## Goal
Copy every line of the following data that includes the string "活动主题".

-- start of Supplied records --

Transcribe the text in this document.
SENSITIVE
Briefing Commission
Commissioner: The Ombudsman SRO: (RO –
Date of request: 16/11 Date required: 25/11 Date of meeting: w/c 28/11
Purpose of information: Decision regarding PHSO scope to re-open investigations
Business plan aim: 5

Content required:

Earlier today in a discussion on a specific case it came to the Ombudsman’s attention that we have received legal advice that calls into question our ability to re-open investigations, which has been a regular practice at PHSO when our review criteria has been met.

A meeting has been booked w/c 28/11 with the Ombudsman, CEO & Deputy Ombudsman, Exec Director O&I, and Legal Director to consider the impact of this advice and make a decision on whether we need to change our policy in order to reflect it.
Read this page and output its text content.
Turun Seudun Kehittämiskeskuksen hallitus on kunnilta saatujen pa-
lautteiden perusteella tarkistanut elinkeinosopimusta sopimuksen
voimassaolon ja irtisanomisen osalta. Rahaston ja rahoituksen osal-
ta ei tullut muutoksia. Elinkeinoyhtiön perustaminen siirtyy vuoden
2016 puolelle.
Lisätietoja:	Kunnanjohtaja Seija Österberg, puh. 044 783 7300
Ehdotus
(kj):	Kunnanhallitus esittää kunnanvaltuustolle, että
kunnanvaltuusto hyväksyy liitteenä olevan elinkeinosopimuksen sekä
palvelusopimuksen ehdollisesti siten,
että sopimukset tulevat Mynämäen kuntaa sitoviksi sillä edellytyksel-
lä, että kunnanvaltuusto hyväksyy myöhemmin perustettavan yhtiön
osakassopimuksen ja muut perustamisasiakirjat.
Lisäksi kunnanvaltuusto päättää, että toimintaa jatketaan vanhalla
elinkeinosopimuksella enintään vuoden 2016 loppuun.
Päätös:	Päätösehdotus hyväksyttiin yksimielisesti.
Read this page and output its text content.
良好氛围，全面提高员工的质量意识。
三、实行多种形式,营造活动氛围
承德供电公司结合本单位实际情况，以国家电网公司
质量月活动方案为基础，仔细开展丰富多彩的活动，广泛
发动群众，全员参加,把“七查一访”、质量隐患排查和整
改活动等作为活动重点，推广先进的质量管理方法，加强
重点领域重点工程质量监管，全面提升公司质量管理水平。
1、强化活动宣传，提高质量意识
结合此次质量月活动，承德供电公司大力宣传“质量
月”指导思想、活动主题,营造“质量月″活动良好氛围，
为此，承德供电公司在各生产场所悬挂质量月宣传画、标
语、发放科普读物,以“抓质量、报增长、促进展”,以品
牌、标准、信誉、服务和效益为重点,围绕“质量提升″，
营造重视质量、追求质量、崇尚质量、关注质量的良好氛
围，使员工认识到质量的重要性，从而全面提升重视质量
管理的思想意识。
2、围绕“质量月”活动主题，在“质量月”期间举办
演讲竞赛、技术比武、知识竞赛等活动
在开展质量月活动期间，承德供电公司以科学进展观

-- end of Supplied records --

## Output
月”指导思想、活动主题,营造“质量月″活动良好氛围，
2、围绕“质量月”活动主题，在“质量月”期间举办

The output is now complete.